■ **Task details**: Leave out every picture, then transcribe the rest of the listing exactly.

■ **Material**:
━━━━━━━━━━
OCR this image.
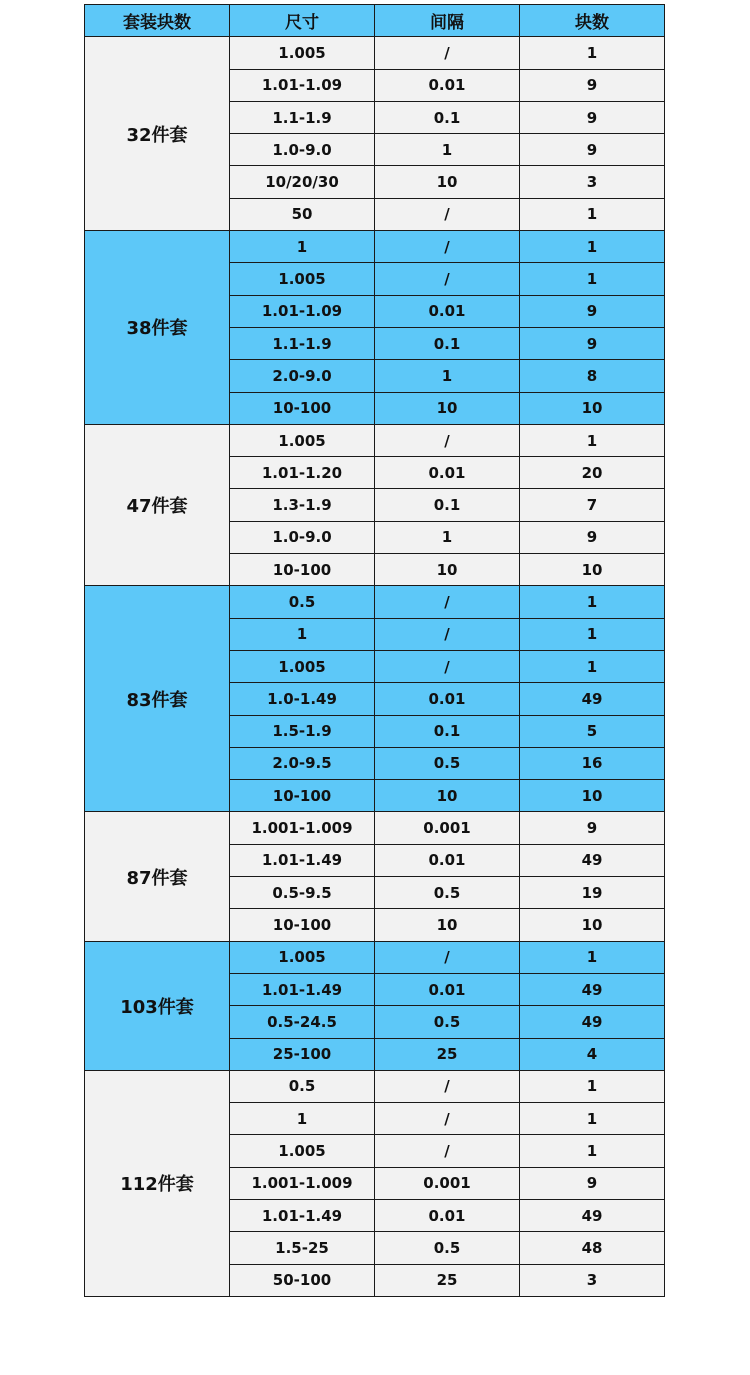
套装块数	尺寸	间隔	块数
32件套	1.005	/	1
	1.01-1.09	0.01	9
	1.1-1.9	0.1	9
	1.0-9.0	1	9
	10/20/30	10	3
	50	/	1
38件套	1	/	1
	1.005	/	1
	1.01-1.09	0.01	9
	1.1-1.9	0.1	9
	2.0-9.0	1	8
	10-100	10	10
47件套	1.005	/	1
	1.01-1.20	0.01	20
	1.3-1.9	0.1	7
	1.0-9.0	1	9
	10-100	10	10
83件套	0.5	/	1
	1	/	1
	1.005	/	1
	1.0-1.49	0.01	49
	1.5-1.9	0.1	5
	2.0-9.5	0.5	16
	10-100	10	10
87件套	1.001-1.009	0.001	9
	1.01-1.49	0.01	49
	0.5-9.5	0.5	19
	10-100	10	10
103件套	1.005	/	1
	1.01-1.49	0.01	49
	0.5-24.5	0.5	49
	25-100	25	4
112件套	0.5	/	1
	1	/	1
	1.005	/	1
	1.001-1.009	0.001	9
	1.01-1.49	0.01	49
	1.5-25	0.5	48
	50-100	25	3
━━━━━━━━━━
■ **Result for this exercise**:
OCR this image.
套装块数	尺寸	间隔	块数
32件套	1.005	/	1
	1.01-1.09	0.01	9
	1.1-1.9	0.1	9
	1.0-9.0	1	9
	10/20/30	10	3
	50	/	1
38件套	1	/	1
	1.005	/	1
	1.01-1.09	0.01	9
	1.1-1.9	0.1	9
	2.0-9.0	1	8
	10-100	10	10
47件套	1.005	/	1
	1.01-1.20	0.01	20
	1.3-1.9	0.1	7
	1.0-9.0	1	9
	10-100	10	10
83件套	0.5	/	1
	1	/	1
	1.005	/	1
	1.0-1.49	0.01	49
	1.5-1.9	0.1	5
	2.0-9.5	0.5	16
	10-100	10	10
87件套	1.001-1.009	0.001	9
	1.01-1.49	0.01	49
	0.5-9.5	0.5	19
	10-100	10	10
103件套	1.005	/	1
	1.01-1.49	0.01	49
	0.5-24.5	0.5	49
	25-100	25	4
112件套	0.5	/	1
	1	/	1
	1.005	/	1
	1.001-1.009	0.001	9
	1.01-1.49	0.01	49
	1.5-25	0.5	48
	50-100	25	3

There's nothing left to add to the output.